Exercise brief – The data below should be restated word for word, with every picture omitted.

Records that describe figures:
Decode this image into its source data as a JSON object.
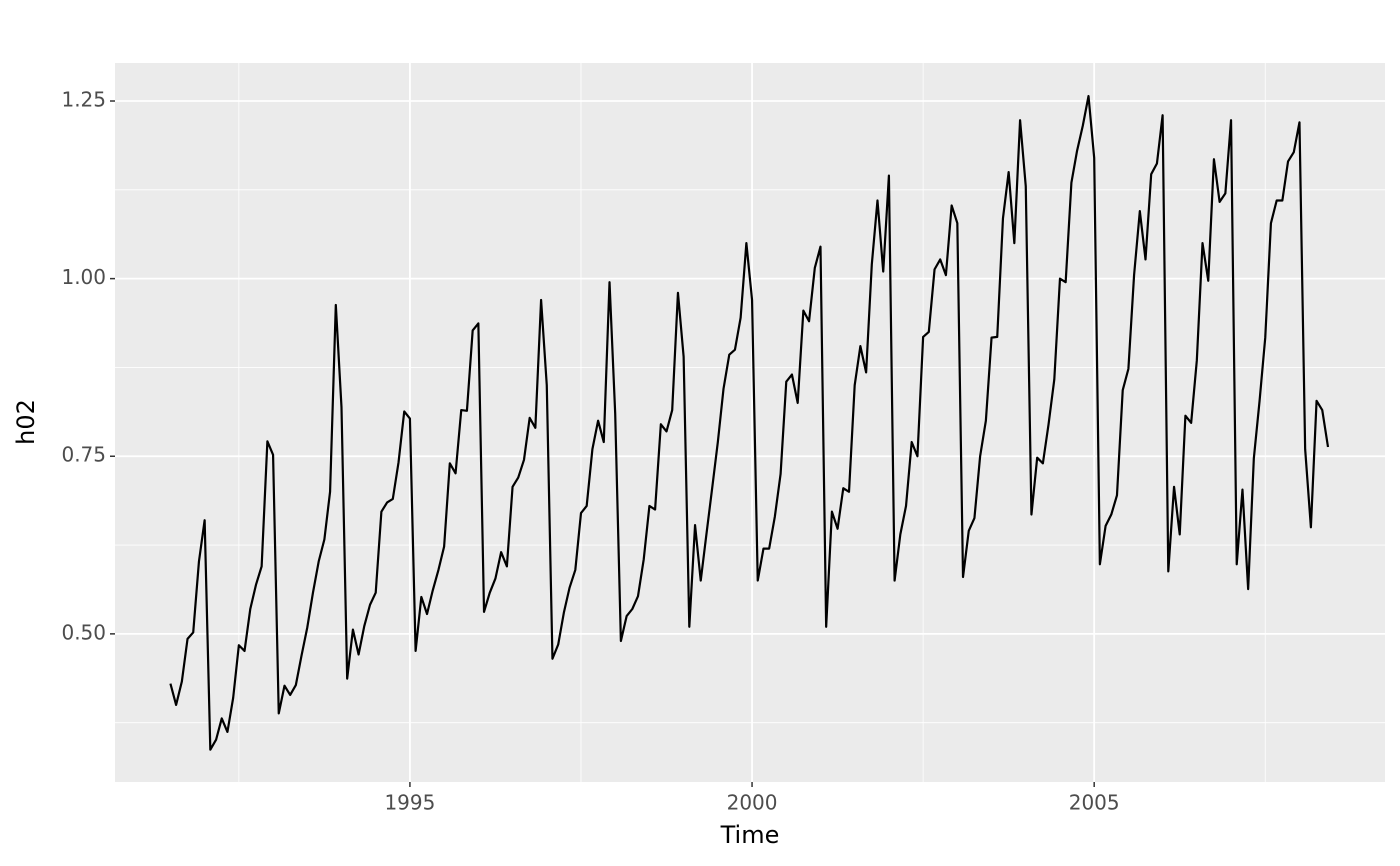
{
  "chart_data": {
    "type": "line",
    "x_label": "Time",
    "y_label": "h02",
    "xlim": [
      1990.69,
      2009.25
    ],
    "ylim": [
      0.2915,
      1.3035
    ],
    "xticks": [
      1995,
      2000,
      2005
    ],
    "yticks": [
      {
        "value": 0.5,
        "label": "0.50"
      },
      {
        "value": 0.75,
        "label": "0.75"
      },
      {
        "value": 1.0,
        "label": "1.00"
      },
      {
        "value": 1.25,
        "label": "1.25"
      }
    ],
    "grid": true,
    "color": "#000000",
    "x": [
      1991.5,
      1991.583,
      1991.667,
      1991.75,
      1991.833,
      1991.917,
      1992,
      1992.083,
      1992.167,
      1992.25,
      1992.333,
      1992.417,
      1992.5,
      1992.583,
      1992.667,
      1992.75,
      1992.833,
      1992.917,
      1993,
      1993.083,
      1993.167,
      1993.25,
      1993.333,
      1993.417,
      1993.5,
      1993.583,
      1993.667,
      1993.75,
      1993.833,
      1993.917,
      1994,
      1994.083,
      1994.167,
      1994.25,
      1994.333,
      1994.417,
      1994.5,
      1994.583,
      1994.667,
      1994.75,
      1994.833,
      1994.917,
      1995,
      1995.083,
      1995.167,
      1995.25,
      1995.333,
      1995.417,
      1995.5,
      1995.583,
      1995.667,
      1995.75,
      1995.833,
      1995.917,
      1996,
      1996.083,
      1996.167,
      1996.25,
      1996.333,
      1996.417,
      1996.5,
      1996.583,
      1996.667,
      1996.75,
      1996.833,
      1996.917,
      1997,
      1997.083,
      1997.167,
      1997.25,
      1997.333,
      1997.417,
      1997.5,
      1997.583,
      1997.667,
      1997.75,
      1997.833,
      1997.917,
      1998,
      1998.083,
      1998.167,
      1998.25,
      1998.333,
      1998.417,
      1998.5,
      1998.583,
      1998.667,
      1998.75,
      1998.833,
      1998.917,
      1999,
      1999.083,
      1999.167,
      1999.25,
      1999.333,
      1999.417,
      1999.5,
      1999.583,
      1999.667,
      1999.75,
      1999.833,
      1999.917,
      2000,
      2000.083,
      2000.167,
      2000.25,
      2000.333,
      2000.417,
      2000.5,
      2000.583,
      2000.667,
      2000.75,
      2000.833,
      2000.917,
      2001,
      2001.083,
      2001.167,
      2001.25,
      2001.333,
      2001.417,
      2001.5,
      2001.583,
      2001.667,
      2001.75,
      2001.833,
      2001.917,
      2002,
      2002.083,
      2002.167,
      2002.25,
      2002.333,
      2002.417,
      2002.5,
      2002.583,
      2002.667,
      2002.75,
      2002.833,
      2002.917,
      2003,
      2003.083,
      2003.167,
      2003.25,
      2003.333,
      2003.417,
      2003.5,
      2003.583,
      2003.667,
      2003.75,
      2003.833,
      2003.917,
      2004,
      2004.083,
      2004.167,
      2004.25,
      2004.333,
      2004.417,
      2004.5,
      2004.583,
      2004.667,
      2004.75,
      2004.833,
      2004.917,
      2005,
      2005.083,
      2005.167,
      2005.25,
      2005.333,
      2005.417,
      2005.5,
      2005.583,
      2005.667,
      2005.75,
      2005.833,
      2005.917,
      2006,
      2006.083,
      2006.167,
      2006.25,
      2006.333,
      2006.417,
      2006.5,
      2006.583,
      2006.667,
      2006.75,
      2006.833,
      2006.917,
      2007,
      2007.083,
      2007.167,
      2007.25,
      2007.333,
      2007.417,
      2007.5,
      2007.583,
      2007.667,
      2007.75,
      2007.833,
      2007.917,
      2008,
      2008.083,
      2008.167,
      2008.25,
      2008.333,
      2008.417
    ],
    "values": [
      0.43,
      0.4,
      0.433,
      0.493,
      0.502,
      0.602,
      0.66,
      0.337,
      0.351,
      0.381,
      0.362,
      0.41,
      0.484,
      0.476,
      0.535,
      0.569,
      0.595,
      0.771,
      0.752,
      0.388,
      0.427,
      0.414,
      0.428,
      0.47,
      0.509,
      0.558,
      0.602,
      0.633,
      0.7,
      0.963,
      0.819,
      0.437,
      0.506,
      0.471,
      0.511,
      0.541,
      0.558,
      0.672,
      0.685,
      0.69,
      0.741,
      0.813,
      0.803,
      0.476,
      0.552,
      0.528,
      0.561,
      0.59,
      0.623,
      0.74,
      0.726,
      0.815,
      0.814,
      0.927,
      0.937,
      0.531,
      0.558,
      0.578,
      0.615,
      0.595,
      0.707,
      0.72,
      0.745,
      0.804,
      0.79,
      0.97,
      0.85,
      0.465,
      0.485,
      0.53,
      0.565,
      0.59,
      0.67,
      0.68,
      0.76,
      0.8,
      0.77,
      0.995,
      0.81,
      0.49,
      0.525,
      0.535,
      0.553,
      0.605,
      0.68,
      0.675,
      0.795,
      0.785,
      0.815,
      0.98,
      0.89,
      0.51,
      0.653,
      0.575,
      0.64,
      0.705,
      0.77,
      0.845,
      0.893,
      0.9,
      0.945,
      1.05,
      0.97,
      0.575,
      0.62,
      0.62,
      0.665,
      0.725,
      0.855,
      0.865,
      0.825,
      0.955,
      0.94,
      1.015,
      1.045,
      0.51,
      0.672,
      0.648,
      0.705,
      0.7,
      0.85,
      0.905,
      0.868,
      1.02,
      1.11,
      1.01,
      1.145,
      0.575,
      0.64,
      0.68,
      0.77,
      0.75,
      0.918,
      0.925,
      1.013,
      1.027,
      1.005,
      1.103,
      1.078,
      0.58,
      0.645,
      0.663,
      0.75,
      0.8,
      0.917,
      0.918,
      1.085,
      1.15,
      1.05,
      1.223,
      1.13,
      0.668,
      0.748,
      0.74,
      0.795,
      0.858,
      1.0,
      0.995,
      1.135,
      1.18,
      1.215,
      1.257,
      1.17,
      0.598,
      0.652,
      0.668,
      0.695,
      0.843,
      0.873,
      1.005,
      1.095,
      1.027,
      1.147,
      1.162,
      1.23,
      0.588,
      0.707,
      0.64,
      0.807,
      0.797,
      0.885,
      1.05,
      0.997,
      1.168,
      1.108,
      1.12,
      1.223,
      0.598,
      0.703,
      0.563,
      0.747,
      0.828,
      0.917,
      1.078,
      1.11,
      1.11,
      1.165,
      1.178,
      1.22,
      0.76,
      0.65,
      0.828,
      0.815,
      0.763
    ]
  }
}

The solution –
Decode this image into its source data as a JSON object.
{
  "chart_data": {
    "type": "line",
    "x_label": "Time",
    "y_label": "h02",
    "xlim": [
      1990.69,
      2009.25
    ],
    "ylim": [
      0.2915,
      1.3035
    ],
    "xticks": [
      1995,
      2000,
      2005
    ],
    "yticks": [
      {
        "value": 0.5,
        "label": "0.50"
      },
      {
        "value": 0.75,
        "label": "0.75"
      },
      {
        "value": 1.0,
        "label": "1.00"
      },
      {
        "value": 1.25,
        "label": "1.25"
      }
    ],
    "grid": true,
    "color": "#000000",
    "x": [
      1991.5,
      1991.583,
      1991.667,
      1991.75,
      1991.833,
      1991.917,
      1992,
      1992.083,
      1992.167,
      1992.25,
      1992.333,
      1992.417,
      1992.5,
      1992.583,
      1992.667,
      1992.75,
      1992.833,
      1992.917,
      1993,
      1993.083,
      1993.167,
      1993.25,
      1993.333,
      1993.417,
      1993.5,
      1993.583,
      1993.667,
      1993.75,
      1993.833,
      1993.917,
      1994,
      1994.083,
      1994.167,
      1994.25,
      1994.333,
      1994.417,
      1994.5,
      1994.583,
      1994.667,
      1994.75,
      1994.833,
      1994.917,
      1995,
      1995.083,
      1995.167,
      1995.25,
      1995.333,
      1995.417,
      1995.5,
      1995.583,
      1995.667,
      1995.75,
      1995.833,
      1995.917,
      1996,
      1996.083,
      1996.167,
      1996.25,
      1996.333,
      1996.417,
      1996.5,
      1996.583,
      1996.667,
      1996.75,
      1996.833,
      1996.917,
      1997,
      1997.083,
      1997.167,
      1997.25,
      1997.333,
      1997.417,
      1997.5,
      1997.583,
      1997.667,
      1997.75,
      1997.833,
      1997.917,
      1998,
      1998.083,
      1998.167,
      1998.25,
      1998.333,
      1998.417,
      1998.5,
      1998.583,
      1998.667,
      1998.75,
      1998.833,
      1998.917,
      1999,
      1999.083,
      1999.167,
      1999.25,
      1999.333,
      1999.417,
      1999.5,
      1999.583,
      1999.667,
      1999.75,
      1999.833,
      1999.917,
      2000,
      2000.083,
      2000.167,
      2000.25,
      2000.333,
      2000.417,
      2000.5,
      2000.583,
      2000.667,
      2000.75,
      2000.833,
      2000.917,
      2001,
      2001.083,
      2001.167,
      2001.25,
      2001.333,
      2001.417,
      2001.5,
      2001.583,
      2001.667,
      2001.75,
      2001.833,
      2001.917,
      2002,
      2002.083,
      2002.167,
      2002.25,
      2002.333,
      2002.417,
      2002.5,
      2002.583,
      2002.667,
      2002.75,
      2002.833,
      2002.917,
      2003,
      2003.083,
      2003.167,
      2003.25,
      2003.333,
      2003.417,
      2003.5,
      2003.583,
      2003.667,
      2003.75,
      2003.833,
      2003.917,
      2004,
      2004.083,
      2004.167,
      2004.25,
      2004.333,
      2004.417,
      2004.5,
      2004.583,
      2004.667,
      2004.75,
      2004.833,
      2004.917,
      2005,
      2005.083,
      2005.167,
      2005.25,
      2005.333,
      2005.417,
      2005.5,
      2005.583,
      2005.667,
      2005.75,
      2005.833,
      2005.917,
      2006,
      2006.083,
      2006.167,
      2006.25,
      2006.333,
      2006.417,
      2006.5,
      2006.583,
      2006.667,
      2006.75,
      2006.833,
      2006.917,
      2007,
      2007.083,
      2007.167,
      2007.25,
      2007.333,
      2007.417,
      2007.5,
      2007.583,
      2007.667,
      2007.75,
      2007.833,
      2007.917,
      2008,
      2008.083,
      2008.167,
      2008.25,
      2008.333,
      2008.417
    ],
    "values": [
      0.43,
      0.4,
      0.433,
      0.493,
      0.502,
      0.602,
      0.66,
      0.337,
      0.351,
      0.381,
      0.362,
      0.41,
      0.484,
      0.476,
      0.535,
      0.569,
      0.595,
      0.771,
      0.752,
      0.388,
      0.427,
      0.414,
      0.428,
      0.47,
      0.509,
      0.558,
      0.602,
      0.633,
      0.7,
      0.963,
      0.819,
      0.437,
      0.506,
      0.471,
      0.511,
      0.541,
      0.558,
      0.672,
      0.685,
      0.69,
      0.741,
      0.813,
      0.803,
      0.476,
      0.552,
      0.528,
      0.561,
      0.59,
      0.623,
      0.74,
      0.726,
      0.815,
      0.814,
      0.927,
      0.937,
      0.531,
      0.558,
      0.578,
      0.615,
      0.595,
      0.707,
      0.72,
      0.745,
      0.804,
      0.79,
      0.97,
      0.85,
      0.465,
      0.485,
      0.53,
      0.565,
      0.59,
      0.67,
      0.68,
      0.76,
      0.8,
      0.77,
      0.995,
      0.81,
      0.49,
      0.525,
      0.535,
      0.553,
      0.605,
      0.68,
      0.675,
      0.795,
      0.785,
      0.815,
      0.98,
      0.89,
      0.51,
      0.653,
      0.575,
      0.64,
      0.705,
      0.77,
      0.845,
      0.893,
      0.9,
      0.945,
      1.05,
      0.97,
      0.575,
      0.62,
      0.62,
      0.665,
      0.725,
      0.855,
      0.865,
      0.825,
      0.955,
      0.94,
      1.015,
      1.045,
      0.51,
      0.672,
      0.648,
      0.705,
      0.7,
      0.85,
      0.905,
      0.868,
      1.02,
      1.11,
      1.01,
      1.145,
      0.575,
      0.64,
      0.68,
      0.77,
      0.75,
      0.918,
      0.925,
      1.013,
      1.027,
      1.005,
      1.103,
      1.078,
      0.58,
      0.645,
      0.663,
      0.75,
      0.8,
      0.917,
      0.918,
      1.085,
      1.15,
      1.05,
      1.223,
      1.13,
      0.668,
      0.748,
      0.74,
      0.795,
      0.858,
      1.0,
      0.995,
      1.135,
      1.18,
      1.215,
      1.257,
      1.17,
      0.598,
      0.652,
      0.668,
      0.695,
      0.843,
      0.873,
      1.005,
      1.095,
      1.027,
      1.147,
      1.162,
      1.23,
      0.588,
      0.707,
      0.64,
      0.807,
      0.797,
      0.885,
      1.05,
      0.997,
      1.168,
      1.108,
      1.12,
      1.223,
      0.598,
      0.703,
      0.563,
      0.747,
      0.828,
      0.917,
      1.078,
      1.11,
      1.11,
      1.165,
      1.178,
      1.22,
      0.76,
      0.65,
      0.828,
      0.815,
      0.763
    ]
  }
}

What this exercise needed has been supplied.